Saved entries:
____________________

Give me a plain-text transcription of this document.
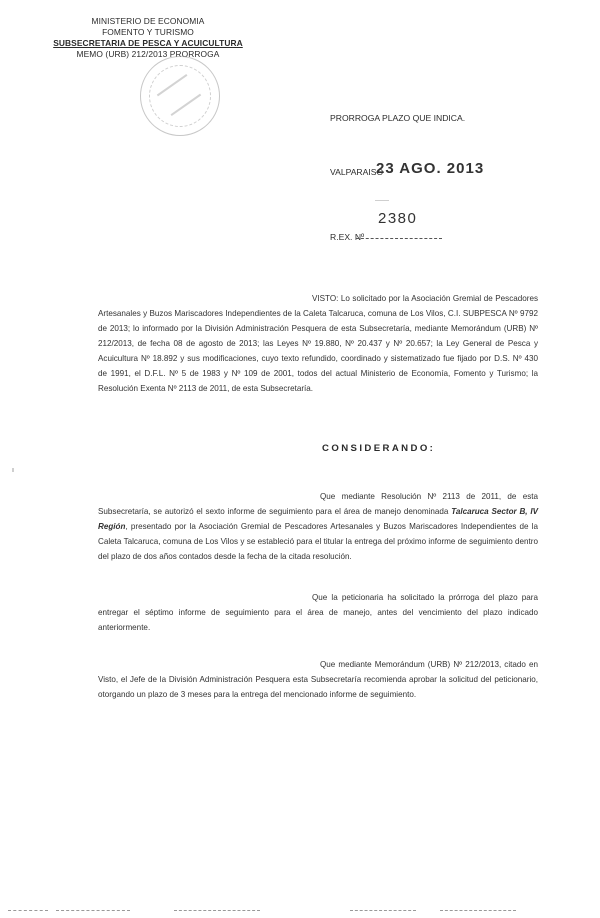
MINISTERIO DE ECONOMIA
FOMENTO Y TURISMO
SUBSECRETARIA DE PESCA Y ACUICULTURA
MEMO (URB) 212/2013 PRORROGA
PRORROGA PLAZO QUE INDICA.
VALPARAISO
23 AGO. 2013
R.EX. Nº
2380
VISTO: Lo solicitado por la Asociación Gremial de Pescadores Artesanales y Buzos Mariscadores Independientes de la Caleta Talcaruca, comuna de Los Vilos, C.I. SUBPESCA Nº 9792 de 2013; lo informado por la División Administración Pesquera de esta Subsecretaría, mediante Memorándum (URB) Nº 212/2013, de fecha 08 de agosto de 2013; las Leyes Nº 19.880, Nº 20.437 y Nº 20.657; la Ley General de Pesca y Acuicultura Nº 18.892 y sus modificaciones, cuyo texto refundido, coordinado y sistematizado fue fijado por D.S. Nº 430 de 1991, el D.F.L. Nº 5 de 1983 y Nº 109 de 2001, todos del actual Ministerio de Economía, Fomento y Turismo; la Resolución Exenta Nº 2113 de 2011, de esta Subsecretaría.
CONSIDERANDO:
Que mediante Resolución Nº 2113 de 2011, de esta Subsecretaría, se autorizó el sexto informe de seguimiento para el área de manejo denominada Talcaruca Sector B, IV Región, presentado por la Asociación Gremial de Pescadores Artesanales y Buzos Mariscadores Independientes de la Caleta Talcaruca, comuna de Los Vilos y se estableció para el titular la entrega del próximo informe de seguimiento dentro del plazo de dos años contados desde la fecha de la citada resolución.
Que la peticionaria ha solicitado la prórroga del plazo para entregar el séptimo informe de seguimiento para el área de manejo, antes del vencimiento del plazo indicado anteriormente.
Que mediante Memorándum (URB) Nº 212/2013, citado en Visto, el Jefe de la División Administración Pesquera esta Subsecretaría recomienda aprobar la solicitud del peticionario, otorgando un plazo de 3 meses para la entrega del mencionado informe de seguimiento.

____________________

From the data above, gather every line that includes the word "PRORROGA".

RESPONSE »
MEMO (URB) 212/2013 PRORROGA
PRORROGA PLAZO QUE INDICA.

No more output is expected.